▸ WRITTEN REQUEST
Give the number of lines that contain the string "document", please, and nothing else.

▸ EXCERPTED RECORDS
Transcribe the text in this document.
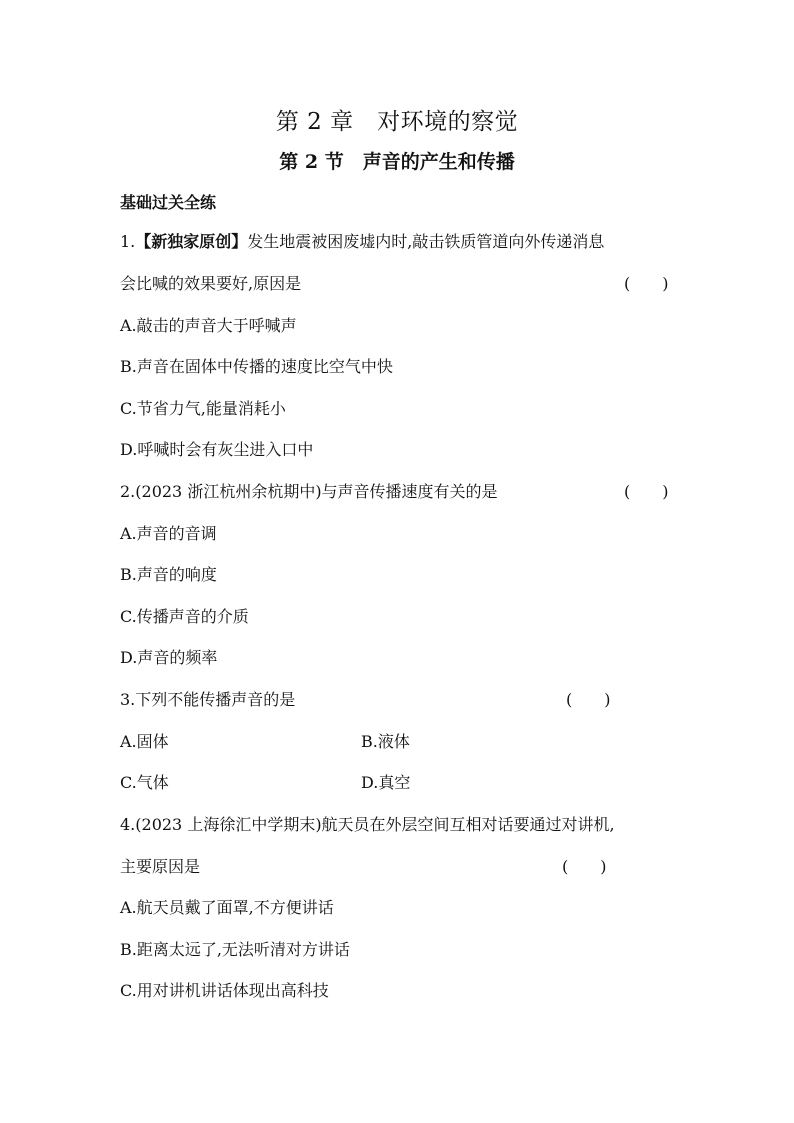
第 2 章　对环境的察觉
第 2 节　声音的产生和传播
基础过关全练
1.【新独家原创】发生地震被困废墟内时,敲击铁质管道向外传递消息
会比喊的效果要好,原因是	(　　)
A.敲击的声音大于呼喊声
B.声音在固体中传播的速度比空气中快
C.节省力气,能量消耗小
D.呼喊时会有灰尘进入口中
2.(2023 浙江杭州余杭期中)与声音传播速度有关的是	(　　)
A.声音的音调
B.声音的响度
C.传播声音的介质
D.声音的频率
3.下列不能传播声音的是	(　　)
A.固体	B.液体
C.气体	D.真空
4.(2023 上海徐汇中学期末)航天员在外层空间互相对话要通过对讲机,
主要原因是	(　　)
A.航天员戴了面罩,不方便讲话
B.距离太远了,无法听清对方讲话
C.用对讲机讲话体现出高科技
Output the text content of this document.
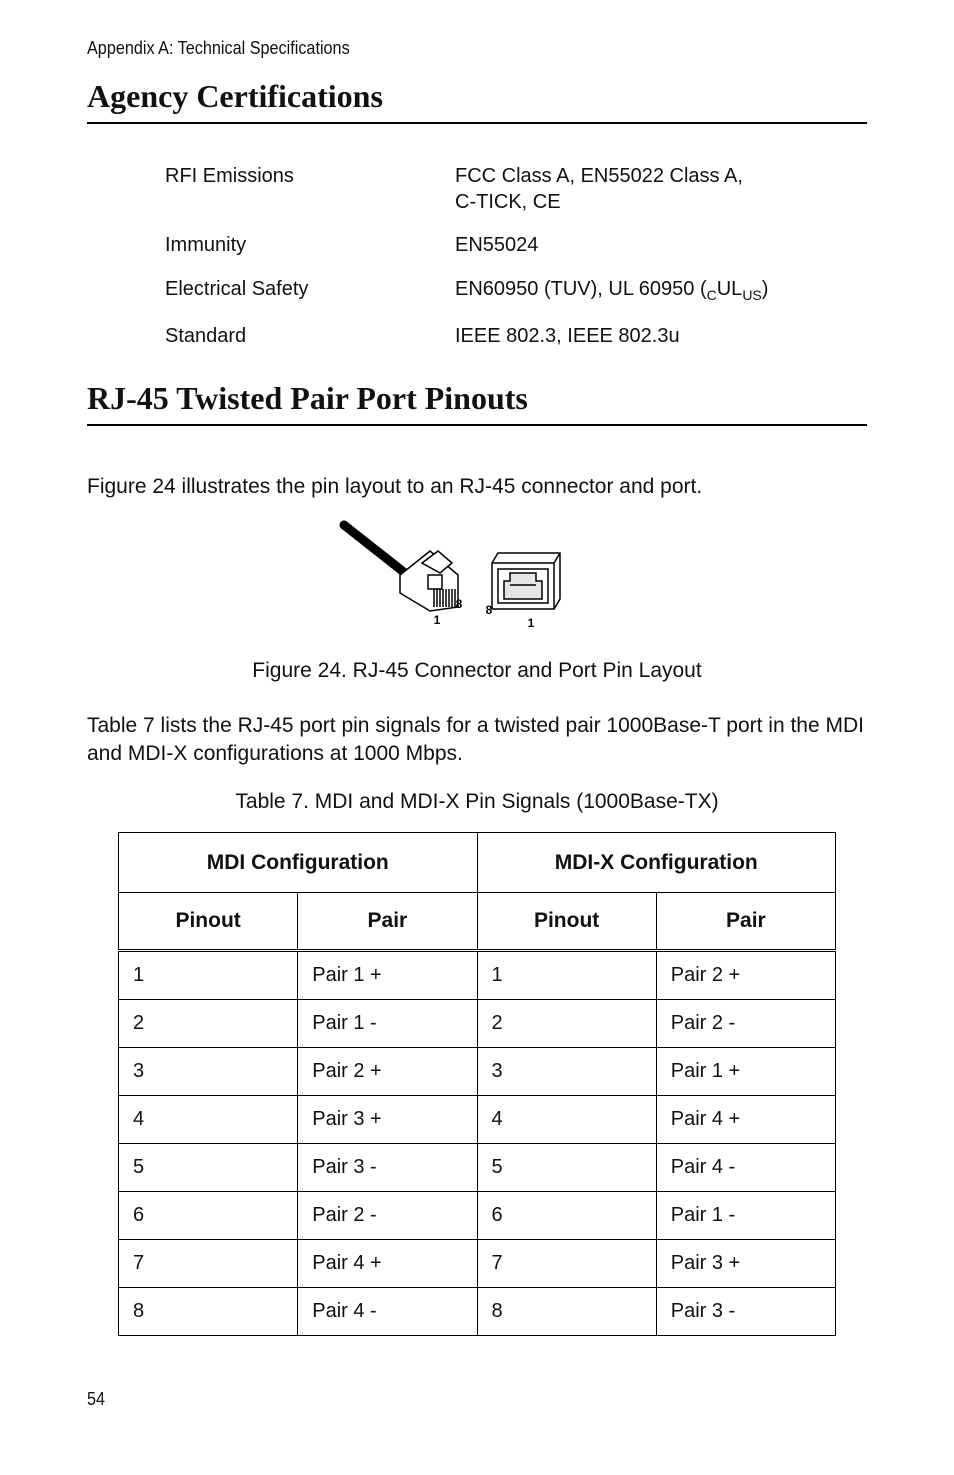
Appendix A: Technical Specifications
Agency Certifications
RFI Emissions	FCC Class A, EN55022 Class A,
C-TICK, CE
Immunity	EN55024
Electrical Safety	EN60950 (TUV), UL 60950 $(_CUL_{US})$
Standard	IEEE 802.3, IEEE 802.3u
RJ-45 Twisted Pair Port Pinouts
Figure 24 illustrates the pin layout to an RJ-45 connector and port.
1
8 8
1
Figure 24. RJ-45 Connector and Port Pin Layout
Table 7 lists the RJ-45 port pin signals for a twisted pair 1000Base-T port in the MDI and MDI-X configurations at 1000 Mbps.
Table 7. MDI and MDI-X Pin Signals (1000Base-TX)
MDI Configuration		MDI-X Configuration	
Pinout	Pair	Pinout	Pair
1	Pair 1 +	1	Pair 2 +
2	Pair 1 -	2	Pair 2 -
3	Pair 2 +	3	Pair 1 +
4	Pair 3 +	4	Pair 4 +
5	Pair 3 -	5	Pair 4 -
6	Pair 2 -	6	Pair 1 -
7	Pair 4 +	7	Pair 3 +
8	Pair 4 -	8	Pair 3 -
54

▸ RESPONSE FOR THIS EXERCISE
2